» **Stored rows**:
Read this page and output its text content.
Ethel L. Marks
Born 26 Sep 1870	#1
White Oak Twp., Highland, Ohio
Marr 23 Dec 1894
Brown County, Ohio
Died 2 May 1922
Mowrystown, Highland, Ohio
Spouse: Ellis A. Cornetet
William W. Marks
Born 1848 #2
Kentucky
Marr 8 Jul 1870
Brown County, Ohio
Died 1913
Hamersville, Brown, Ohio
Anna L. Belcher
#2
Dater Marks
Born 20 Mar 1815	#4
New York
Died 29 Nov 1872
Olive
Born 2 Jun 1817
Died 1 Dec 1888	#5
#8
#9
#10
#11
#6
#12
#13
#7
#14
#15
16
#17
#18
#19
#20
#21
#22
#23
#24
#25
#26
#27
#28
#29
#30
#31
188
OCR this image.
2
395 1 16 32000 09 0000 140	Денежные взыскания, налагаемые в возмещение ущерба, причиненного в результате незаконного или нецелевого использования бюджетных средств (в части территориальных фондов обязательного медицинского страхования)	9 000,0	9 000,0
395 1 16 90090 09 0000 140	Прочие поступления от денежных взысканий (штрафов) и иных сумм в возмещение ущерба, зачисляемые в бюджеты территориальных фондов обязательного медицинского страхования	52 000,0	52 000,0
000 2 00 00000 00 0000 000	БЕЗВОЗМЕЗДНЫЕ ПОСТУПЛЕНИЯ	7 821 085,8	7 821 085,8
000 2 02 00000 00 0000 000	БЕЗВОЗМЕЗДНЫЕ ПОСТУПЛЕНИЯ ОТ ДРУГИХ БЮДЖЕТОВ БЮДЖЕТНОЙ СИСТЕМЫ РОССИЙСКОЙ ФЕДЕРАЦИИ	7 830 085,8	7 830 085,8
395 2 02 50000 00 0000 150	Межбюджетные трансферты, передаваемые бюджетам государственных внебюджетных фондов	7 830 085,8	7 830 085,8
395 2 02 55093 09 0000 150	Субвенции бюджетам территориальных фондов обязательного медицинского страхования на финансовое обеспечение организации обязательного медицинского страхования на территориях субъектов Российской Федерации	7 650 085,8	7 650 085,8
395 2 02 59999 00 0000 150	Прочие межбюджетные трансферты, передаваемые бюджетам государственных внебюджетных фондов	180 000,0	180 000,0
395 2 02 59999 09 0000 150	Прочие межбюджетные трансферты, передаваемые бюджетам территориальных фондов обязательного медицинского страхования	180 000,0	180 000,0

» **Directive**: Copy all data exactly, start to finish.

» **Output for this exercise**:
Read this page and output its text content.
Ethel L. Marks
Born 26 Sep 1870	#1
White Oak Twp., Highland, Ohio
Marr 23 Dec 1894
Brown County, Ohio
Died 2 May 1922
Mowrystown, Highland, Ohio
Spouse: Ellis A. Cornetet
William W. Marks
Born 1848 #2
Kentucky
Marr 8 Jul 1870
Brown County, Ohio
Died 1913
Hamersville, Brown, Ohio
Anna L. Belcher
#2
Dater Marks
Born 20 Mar 1815	#4
New York
Died 29 Nov 1872
Olive
Born 2 Jun 1817
Died 1 Dec 1888	#5
#8
#9
#10
#11
#6
#12
#13
#7
#14
#15
16
#17
#18
#19
#20
#21
#22
#23
#24
#25
#26
#27
#28
#29
#30
#31
188
OCR this image.
2
395 1 16 32000 09 0000 140	Денежные взыскания, налагаемые в возмещение ущерба, причиненного в результате незаконного или нецелевого использования бюджетных средств (в части территориальных фондов обязательного медицинского страхования)	9 000,0	9 000,0
395 1 16 90090 09 0000 140	Прочие поступления от денежных взысканий (штрафов) и иных сумм в возмещение ущерба, зачисляемые в бюджеты территориальных фондов обязательного медицинского страхования	52 000,0	52 000,0
000 2 00 00000 00 0000 000	БЕЗВОЗМЕЗДНЫЕ ПОСТУПЛЕНИЯ	7 821 085,8	7 821 085,8
000 2 02 00000 00 0000 000	БЕЗВОЗМЕЗДНЫЕ ПОСТУПЛЕНИЯ ОТ ДРУГИХ БЮДЖЕТОВ БЮДЖЕТНОЙ СИСТЕМЫ РОССИЙСКОЙ ФЕДЕРАЦИИ	7 830 085,8	7 830 085,8
395 2 02 50000 00 0000 150	Межбюджетные трансферты, передаваемые бюджетам государственных внебюджетных фондов	7 830 085,8	7 830 085,8
395 2 02 55093 09 0000 150	Субвенции бюджетам территориальных фондов обязательного медицинского страхования на финансовое обеспечение организации обязательного медицинского страхования на территориях субъектов Российской Федерации	7 650 085,8	7 650 085,8
395 2 02 59999 00 0000 150	Прочие межбюджетные трансферты, передаваемые бюджетам государственных внебюджетных фондов	180 000,0	180 000,0
395 2 02 59999 09 0000 150	Прочие межбюджетные трансферты, передаваемые бюджетам территориальных фондов обязательного медицинского страхования	180 000,0	180 000,0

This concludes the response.